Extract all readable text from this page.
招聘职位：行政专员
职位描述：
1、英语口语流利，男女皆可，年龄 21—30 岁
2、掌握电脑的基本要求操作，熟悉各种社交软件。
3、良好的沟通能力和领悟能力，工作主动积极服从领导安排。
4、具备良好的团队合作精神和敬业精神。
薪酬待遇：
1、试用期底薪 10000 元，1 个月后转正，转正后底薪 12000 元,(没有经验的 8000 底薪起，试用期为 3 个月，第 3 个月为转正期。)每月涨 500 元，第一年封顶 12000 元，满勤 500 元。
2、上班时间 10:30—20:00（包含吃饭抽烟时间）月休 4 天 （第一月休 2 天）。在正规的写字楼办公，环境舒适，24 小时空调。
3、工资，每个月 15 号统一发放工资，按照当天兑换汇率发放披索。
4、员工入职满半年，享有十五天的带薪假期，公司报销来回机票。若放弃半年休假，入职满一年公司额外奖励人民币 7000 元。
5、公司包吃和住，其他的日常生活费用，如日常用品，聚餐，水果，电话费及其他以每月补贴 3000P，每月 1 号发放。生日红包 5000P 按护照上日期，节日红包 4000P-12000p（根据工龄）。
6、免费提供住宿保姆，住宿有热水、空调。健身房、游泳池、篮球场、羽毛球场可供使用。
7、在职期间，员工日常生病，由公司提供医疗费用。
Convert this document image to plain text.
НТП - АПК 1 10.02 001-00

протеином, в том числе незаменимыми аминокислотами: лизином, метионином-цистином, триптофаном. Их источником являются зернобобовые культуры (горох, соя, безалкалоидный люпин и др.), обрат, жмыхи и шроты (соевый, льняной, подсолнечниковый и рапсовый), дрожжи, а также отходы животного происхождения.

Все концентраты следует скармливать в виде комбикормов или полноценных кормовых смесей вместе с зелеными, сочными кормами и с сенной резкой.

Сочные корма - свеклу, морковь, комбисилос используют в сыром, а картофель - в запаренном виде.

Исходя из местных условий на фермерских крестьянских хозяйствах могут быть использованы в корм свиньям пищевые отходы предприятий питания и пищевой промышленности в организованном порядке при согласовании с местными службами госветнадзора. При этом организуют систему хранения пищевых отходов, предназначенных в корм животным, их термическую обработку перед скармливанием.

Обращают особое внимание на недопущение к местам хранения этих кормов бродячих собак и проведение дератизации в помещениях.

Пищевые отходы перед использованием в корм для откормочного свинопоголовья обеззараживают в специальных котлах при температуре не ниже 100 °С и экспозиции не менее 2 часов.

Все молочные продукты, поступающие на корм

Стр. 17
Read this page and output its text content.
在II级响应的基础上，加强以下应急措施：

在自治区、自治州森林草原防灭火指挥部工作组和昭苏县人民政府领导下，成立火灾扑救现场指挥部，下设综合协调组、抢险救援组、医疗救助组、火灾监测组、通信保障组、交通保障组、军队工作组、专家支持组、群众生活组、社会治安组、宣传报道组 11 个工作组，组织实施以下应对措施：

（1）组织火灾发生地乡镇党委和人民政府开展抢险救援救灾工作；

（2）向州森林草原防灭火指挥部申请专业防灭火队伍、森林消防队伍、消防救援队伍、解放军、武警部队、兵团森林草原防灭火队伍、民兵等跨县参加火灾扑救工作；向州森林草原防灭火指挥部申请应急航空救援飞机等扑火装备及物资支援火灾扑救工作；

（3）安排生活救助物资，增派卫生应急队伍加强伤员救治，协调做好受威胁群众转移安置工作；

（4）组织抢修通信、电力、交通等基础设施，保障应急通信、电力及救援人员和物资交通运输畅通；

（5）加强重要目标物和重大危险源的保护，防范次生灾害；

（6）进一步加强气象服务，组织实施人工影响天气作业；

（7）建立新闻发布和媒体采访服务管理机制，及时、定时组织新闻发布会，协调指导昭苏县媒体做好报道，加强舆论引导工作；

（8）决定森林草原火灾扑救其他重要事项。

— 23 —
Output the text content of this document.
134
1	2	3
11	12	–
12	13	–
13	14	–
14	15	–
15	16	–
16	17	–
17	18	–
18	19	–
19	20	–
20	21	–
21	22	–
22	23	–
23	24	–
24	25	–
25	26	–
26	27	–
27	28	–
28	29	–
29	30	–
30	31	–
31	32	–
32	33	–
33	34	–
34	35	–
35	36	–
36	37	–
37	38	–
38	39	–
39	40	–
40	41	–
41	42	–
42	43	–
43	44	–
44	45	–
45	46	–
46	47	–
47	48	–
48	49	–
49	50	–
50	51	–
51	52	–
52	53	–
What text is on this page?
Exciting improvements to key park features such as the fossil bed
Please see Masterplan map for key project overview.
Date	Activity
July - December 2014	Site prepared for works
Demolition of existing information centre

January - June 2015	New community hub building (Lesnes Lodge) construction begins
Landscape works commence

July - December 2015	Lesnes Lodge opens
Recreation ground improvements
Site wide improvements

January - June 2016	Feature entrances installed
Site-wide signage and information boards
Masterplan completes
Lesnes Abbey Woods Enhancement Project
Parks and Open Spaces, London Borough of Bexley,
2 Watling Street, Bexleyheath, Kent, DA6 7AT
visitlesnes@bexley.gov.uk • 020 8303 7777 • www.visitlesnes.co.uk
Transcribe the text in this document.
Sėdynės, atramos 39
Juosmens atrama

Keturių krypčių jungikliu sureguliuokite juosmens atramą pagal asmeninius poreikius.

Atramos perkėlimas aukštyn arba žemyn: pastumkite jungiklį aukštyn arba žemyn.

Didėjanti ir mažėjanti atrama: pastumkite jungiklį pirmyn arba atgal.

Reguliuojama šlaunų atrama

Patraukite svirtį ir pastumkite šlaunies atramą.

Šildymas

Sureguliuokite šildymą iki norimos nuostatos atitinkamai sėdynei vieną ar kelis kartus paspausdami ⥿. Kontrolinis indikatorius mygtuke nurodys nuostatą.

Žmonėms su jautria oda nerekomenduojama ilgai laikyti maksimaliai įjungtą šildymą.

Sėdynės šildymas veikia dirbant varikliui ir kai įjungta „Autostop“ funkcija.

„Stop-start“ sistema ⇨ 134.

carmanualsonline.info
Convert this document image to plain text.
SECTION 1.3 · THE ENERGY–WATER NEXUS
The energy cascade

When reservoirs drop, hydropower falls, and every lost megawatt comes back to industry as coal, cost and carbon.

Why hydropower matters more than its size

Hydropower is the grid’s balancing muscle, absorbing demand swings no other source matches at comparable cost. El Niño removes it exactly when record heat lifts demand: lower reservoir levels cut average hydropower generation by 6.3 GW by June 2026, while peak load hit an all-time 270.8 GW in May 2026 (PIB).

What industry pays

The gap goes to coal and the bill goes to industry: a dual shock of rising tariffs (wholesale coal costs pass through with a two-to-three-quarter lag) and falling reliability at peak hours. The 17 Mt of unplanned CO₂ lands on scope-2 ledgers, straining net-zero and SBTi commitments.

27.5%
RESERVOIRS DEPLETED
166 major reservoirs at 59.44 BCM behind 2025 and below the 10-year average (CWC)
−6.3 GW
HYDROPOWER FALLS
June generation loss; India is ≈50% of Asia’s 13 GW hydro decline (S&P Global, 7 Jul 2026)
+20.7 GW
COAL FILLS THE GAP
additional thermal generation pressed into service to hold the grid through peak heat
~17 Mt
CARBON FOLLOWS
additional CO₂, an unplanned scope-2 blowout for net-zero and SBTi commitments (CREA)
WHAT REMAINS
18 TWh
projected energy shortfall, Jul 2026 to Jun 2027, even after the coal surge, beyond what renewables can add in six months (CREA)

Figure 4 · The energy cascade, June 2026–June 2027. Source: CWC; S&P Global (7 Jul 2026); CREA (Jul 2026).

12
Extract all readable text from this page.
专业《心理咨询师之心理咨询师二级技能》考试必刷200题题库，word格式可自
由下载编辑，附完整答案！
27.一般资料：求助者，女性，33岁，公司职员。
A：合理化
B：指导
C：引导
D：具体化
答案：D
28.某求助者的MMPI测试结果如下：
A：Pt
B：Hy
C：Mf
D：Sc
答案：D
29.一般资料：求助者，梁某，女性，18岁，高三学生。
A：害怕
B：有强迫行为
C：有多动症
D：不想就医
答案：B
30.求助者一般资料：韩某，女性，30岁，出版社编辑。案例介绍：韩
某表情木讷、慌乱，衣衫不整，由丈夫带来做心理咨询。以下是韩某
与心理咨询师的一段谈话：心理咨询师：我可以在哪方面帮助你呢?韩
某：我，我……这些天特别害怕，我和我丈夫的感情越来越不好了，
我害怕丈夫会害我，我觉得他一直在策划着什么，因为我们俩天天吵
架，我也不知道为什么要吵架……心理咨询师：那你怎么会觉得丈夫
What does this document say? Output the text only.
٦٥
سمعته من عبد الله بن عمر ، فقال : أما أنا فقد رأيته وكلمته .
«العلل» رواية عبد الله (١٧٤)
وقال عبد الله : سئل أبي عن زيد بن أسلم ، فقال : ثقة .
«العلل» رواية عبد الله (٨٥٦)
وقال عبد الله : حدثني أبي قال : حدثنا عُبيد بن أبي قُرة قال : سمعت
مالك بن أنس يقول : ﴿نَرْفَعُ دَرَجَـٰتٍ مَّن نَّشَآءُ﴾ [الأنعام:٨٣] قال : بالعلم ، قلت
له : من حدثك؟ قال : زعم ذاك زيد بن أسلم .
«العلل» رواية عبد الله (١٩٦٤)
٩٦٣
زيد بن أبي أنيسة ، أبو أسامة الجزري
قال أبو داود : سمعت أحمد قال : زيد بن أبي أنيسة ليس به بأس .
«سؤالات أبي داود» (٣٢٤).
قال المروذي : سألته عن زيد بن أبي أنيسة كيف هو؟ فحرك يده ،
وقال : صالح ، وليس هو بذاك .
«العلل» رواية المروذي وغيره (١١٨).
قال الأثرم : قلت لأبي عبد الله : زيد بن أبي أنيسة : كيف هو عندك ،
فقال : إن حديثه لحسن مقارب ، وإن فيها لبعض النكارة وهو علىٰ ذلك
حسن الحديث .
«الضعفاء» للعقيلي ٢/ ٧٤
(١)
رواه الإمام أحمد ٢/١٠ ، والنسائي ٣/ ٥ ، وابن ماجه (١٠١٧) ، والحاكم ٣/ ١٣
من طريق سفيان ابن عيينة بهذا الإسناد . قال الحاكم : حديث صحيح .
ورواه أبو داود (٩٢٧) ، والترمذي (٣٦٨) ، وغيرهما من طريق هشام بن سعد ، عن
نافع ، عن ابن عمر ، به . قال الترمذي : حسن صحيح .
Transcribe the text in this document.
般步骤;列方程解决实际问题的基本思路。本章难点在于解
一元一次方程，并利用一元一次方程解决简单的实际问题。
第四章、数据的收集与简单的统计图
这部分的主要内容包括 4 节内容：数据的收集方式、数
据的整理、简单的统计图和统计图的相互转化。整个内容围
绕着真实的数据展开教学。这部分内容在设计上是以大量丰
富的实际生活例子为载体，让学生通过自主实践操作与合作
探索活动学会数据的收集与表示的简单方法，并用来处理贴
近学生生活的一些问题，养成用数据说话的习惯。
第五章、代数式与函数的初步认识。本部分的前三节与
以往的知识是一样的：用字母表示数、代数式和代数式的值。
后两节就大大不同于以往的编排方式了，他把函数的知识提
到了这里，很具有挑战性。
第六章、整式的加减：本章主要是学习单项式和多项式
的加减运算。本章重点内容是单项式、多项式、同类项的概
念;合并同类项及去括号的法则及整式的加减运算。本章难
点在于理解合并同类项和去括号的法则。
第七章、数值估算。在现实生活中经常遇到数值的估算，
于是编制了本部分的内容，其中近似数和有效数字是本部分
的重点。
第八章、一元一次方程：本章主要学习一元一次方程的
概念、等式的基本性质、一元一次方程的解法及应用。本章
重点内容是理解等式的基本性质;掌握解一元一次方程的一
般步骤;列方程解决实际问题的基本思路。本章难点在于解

────────────────

▶ _Task requirements_
Extract every line from the records above that contains the word "December".

▶ _Answer to this task_
July - December 2014	Site prepared for works
July - December 2015	Lesnes Lodge opens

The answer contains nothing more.